Task details:
Give the listing below again in full, exactly as written.
** BEGIN **
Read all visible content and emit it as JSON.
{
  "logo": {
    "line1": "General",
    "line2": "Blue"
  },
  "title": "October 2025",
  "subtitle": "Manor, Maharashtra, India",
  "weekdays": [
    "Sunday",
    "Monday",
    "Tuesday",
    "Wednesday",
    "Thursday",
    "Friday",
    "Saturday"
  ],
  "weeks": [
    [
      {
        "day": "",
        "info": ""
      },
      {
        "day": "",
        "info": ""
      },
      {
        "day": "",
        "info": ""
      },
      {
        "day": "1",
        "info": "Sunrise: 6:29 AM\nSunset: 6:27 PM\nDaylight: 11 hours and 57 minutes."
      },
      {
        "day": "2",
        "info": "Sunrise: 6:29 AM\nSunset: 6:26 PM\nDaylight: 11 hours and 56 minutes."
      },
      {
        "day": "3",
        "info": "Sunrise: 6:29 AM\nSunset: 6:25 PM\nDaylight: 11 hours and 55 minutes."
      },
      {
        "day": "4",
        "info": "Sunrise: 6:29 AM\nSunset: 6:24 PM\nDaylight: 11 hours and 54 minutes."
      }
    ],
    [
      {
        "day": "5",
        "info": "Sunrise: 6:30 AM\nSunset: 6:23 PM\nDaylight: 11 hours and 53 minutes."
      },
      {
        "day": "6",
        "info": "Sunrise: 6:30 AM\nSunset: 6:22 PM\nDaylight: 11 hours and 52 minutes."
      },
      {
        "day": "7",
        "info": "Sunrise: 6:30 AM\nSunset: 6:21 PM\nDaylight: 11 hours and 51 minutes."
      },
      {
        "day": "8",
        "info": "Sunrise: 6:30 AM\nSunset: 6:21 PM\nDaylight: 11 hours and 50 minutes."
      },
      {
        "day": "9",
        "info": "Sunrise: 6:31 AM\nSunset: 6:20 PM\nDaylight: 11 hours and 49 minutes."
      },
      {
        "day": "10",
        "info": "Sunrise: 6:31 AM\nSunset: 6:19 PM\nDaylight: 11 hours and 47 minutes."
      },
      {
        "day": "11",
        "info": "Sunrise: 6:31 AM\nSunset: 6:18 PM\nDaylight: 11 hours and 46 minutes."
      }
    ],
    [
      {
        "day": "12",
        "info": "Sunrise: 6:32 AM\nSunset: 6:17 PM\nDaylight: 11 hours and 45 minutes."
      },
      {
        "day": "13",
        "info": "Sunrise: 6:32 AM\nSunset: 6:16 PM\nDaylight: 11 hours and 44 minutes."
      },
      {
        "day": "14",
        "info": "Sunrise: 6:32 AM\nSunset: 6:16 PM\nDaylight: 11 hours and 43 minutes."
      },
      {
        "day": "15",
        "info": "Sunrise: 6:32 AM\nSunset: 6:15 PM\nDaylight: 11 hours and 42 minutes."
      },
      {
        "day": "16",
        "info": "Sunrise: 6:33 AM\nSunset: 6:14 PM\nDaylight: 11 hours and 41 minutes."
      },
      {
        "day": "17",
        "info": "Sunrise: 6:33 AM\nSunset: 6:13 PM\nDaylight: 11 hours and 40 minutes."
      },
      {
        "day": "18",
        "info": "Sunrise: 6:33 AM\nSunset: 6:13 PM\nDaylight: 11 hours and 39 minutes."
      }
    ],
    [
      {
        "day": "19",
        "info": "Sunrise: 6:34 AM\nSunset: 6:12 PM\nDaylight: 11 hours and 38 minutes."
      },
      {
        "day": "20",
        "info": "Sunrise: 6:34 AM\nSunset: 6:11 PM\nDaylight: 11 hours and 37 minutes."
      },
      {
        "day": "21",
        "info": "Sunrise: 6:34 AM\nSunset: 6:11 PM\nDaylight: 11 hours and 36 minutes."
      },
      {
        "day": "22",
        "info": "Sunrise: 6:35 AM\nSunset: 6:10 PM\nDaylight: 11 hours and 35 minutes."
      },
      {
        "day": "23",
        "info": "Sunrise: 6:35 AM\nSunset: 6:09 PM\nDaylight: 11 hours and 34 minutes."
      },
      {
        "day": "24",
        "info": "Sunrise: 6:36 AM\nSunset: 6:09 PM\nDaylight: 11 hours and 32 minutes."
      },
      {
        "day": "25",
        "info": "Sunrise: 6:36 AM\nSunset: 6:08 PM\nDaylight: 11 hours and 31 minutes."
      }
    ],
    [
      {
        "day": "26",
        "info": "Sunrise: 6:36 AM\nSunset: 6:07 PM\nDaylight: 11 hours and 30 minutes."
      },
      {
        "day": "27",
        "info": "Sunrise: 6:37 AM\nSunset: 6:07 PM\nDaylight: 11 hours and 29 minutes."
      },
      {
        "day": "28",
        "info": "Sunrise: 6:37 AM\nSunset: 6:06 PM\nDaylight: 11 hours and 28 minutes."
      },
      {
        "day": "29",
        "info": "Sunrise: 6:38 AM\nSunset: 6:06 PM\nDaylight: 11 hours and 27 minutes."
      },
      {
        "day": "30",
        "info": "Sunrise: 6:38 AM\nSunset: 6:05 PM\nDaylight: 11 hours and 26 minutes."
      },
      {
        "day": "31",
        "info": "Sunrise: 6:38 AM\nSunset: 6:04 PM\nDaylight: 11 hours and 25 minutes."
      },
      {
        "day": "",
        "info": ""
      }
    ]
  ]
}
** END **
Solution for this problem:
Read all visible content and emit it as JSON.
{
  "logo": {
    "line1": "General",
    "line2": "Blue"
  },
  "title": "October 2025",
  "subtitle": "Manor, Maharashtra, India",
  "weekdays": [
    "Sunday",
    "Monday",
    "Tuesday",
    "Wednesday",
    "Thursday",
    "Friday",
    "Saturday"
  ],
  "weeks": [
    [
      {
        "day": "",
        "info": ""
      },
      {
        "day": "",
        "info": ""
      },
      {
        "day": "",
        "info": ""
      },
      {
        "day": "1",
        "info": "Sunrise: 6:29 AM\nSunset: 6:27 PM\nDaylight: 11 hours and 57 minutes."
      },
      {
        "day": "2",
        "info": "Sunrise: 6:29 AM\nSunset: 6:26 PM\nDaylight: 11 hours and 56 minutes."
      },
      {
        "day": "3",
        "info": "Sunrise: 6:29 AM\nSunset: 6:25 PM\nDaylight: 11 hours and 55 minutes."
      },
      {
        "day": "4",
        "info": "Sunrise: 6:29 AM\nSunset: 6:24 PM\nDaylight: 11 hours and 54 minutes."
      }
    ],
    [
      {
        "day": "5",
        "info": "Sunrise: 6:30 AM\nSunset: 6:23 PM\nDaylight: 11 hours and 53 minutes."
      },
      {
        "day": "6",
        "info": "Sunrise: 6:30 AM\nSunset: 6:22 PM\nDaylight: 11 hours and 52 minutes."
      },
      {
        "day": "7",
        "info": "Sunrise: 6:30 AM\nSunset: 6:21 PM\nDaylight: 11 hours and 51 minutes."
      },
      {
        "day": "8",
        "info": "Sunrise: 6:30 AM\nSunset: 6:21 PM\nDaylight: 11 hours and 50 minutes."
      },
      {
        "day": "9",
        "info": "Sunrise: 6:31 AM\nSunset: 6:20 PM\nDaylight: 11 hours and 49 minutes."
      },
      {
        "day": "10",
        "info": "Sunrise: 6:31 AM\nSunset: 6:19 PM\nDaylight: 11 hours and 47 minutes."
      },
      {
        "day": "11",
        "info": "Sunrise: 6:31 AM\nSunset: 6:18 PM\nDaylight: 11 hours and 46 minutes."
      }
    ],
    [
      {
        "day": "12",
        "info": "Sunrise: 6:32 AM\nSunset: 6:17 PM\nDaylight: 11 hours and 45 minutes."
      },
      {
        "day": "13",
        "info": "Sunrise: 6:32 AM\nSunset: 6:16 PM\nDaylight: 11 hours and 44 minutes."
      },
      {
        "day": "14",
        "info": "Sunrise: 6:32 AM\nSunset: 6:16 PM\nDaylight: 11 hours and 43 minutes."
      },
      {
        "day": "15",
        "info": "Sunrise: 6:32 AM\nSunset: 6:15 PM\nDaylight: 11 hours and 42 minutes."
      },
      {
        "day": "16",
        "info": "Sunrise: 6:33 AM\nSunset: 6:14 PM\nDaylight: 11 hours and 41 minutes."
      },
      {
        "day": "17",
        "info": "Sunrise: 6:33 AM\nSunset: 6:13 PM\nDaylight: 11 hours and 40 minutes."
      },
      {
        "day": "18",
        "info": "Sunrise: 6:33 AM\nSunset: 6:13 PM\nDaylight: 11 hours and 39 minutes."
      }
    ],
    [
      {
        "day": "19",
        "info": "Sunrise: 6:34 AM\nSunset: 6:12 PM\nDaylight: 11 hours and 38 minutes."
      },
      {
        "day": "20",
        "info": "Sunrise: 6:34 AM\nSunset: 6:11 PM\nDaylight: 11 hours and 37 minutes."
      },
      {
        "day": "21",
        "info": "Sunrise: 6:34 AM\nSunset: 6:11 PM\nDaylight: 11 hours and 36 minutes."
      },
      {
        "day": "22",
        "info": "Sunrise: 6:35 AM\nSunset: 6:10 PM\nDaylight: 11 hours and 35 minutes."
      },
      {
        "day": "23",
        "info": "Sunrise: 6:35 AM\nSunset: 6:09 PM\nDaylight: 11 hours and 34 minutes."
      },
      {
        "day": "24",
        "info": "Sunrise: 6:36 AM\nSunset: 6:09 PM\nDaylight: 11 hours and 32 minutes."
      },
      {
        "day": "25",
        "info": "Sunrise: 6:36 AM\nSunset: 6:08 PM\nDaylight: 11 hours and 31 minutes."
      }
    ],
    [
      {
        "day": "26",
        "info": "Sunrise: 6:36 AM\nSunset: 6:07 PM\nDaylight: 11 hours and 30 minutes."
      },
      {
        "day": "27",
        "info": "Sunrise: 6:37 AM\nSunset: 6:07 PM\nDaylight: 11 hours and 29 minutes."
      },
      {
        "day": "28",
        "info": "Sunrise: 6:37 AM\nSunset: 6:06 PM\nDaylight: 11 hours and 28 minutes."
      },
      {
        "day": "29",
        "info": "Sunrise: 6:38 AM\nSunset: 6:06 PM\nDaylight: 11 hours and 27 minutes."
      },
      {
        "day": "30",
        "info": "Sunrise: 6:38 AM\nSunset: 6:05 PM\nDaylight: 11 hours and 26 minutes."
      },
      {
        "day": "31",
        "info": "Sunrise: 6:38 AM\nSunset: 6:04 PM\nDaylight: 11 hours and 25 minutes."
      },
      {
        "day": "",
        "info": ""
      }
    ]
  ]
}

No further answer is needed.